- _TASK TO COMPLETE_:
Determine how many lines contain the string "cattolico", then reply with that figure only.

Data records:
---
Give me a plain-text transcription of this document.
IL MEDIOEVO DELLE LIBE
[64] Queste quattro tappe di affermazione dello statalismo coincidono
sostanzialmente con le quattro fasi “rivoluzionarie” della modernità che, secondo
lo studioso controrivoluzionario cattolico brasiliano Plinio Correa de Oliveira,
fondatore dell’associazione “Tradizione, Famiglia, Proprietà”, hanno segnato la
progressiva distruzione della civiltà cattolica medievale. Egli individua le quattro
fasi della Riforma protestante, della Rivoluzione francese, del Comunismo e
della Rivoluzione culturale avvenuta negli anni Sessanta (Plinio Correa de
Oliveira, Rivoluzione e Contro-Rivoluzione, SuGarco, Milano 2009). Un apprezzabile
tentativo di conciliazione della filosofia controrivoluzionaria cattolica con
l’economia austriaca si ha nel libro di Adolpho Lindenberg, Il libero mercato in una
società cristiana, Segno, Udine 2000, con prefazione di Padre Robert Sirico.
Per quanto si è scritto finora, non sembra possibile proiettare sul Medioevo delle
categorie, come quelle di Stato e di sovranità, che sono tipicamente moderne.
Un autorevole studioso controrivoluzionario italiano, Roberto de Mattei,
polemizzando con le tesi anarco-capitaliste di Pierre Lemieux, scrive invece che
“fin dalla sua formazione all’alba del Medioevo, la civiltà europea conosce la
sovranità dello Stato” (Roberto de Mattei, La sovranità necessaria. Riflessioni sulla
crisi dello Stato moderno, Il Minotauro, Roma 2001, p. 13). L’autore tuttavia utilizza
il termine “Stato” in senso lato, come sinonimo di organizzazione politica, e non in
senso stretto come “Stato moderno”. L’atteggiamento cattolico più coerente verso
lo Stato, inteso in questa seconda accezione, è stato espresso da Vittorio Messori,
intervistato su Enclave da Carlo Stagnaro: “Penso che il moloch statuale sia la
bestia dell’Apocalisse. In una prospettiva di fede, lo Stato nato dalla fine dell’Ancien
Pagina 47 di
---
- _OUTPUT OF THE EXERCISE_:
2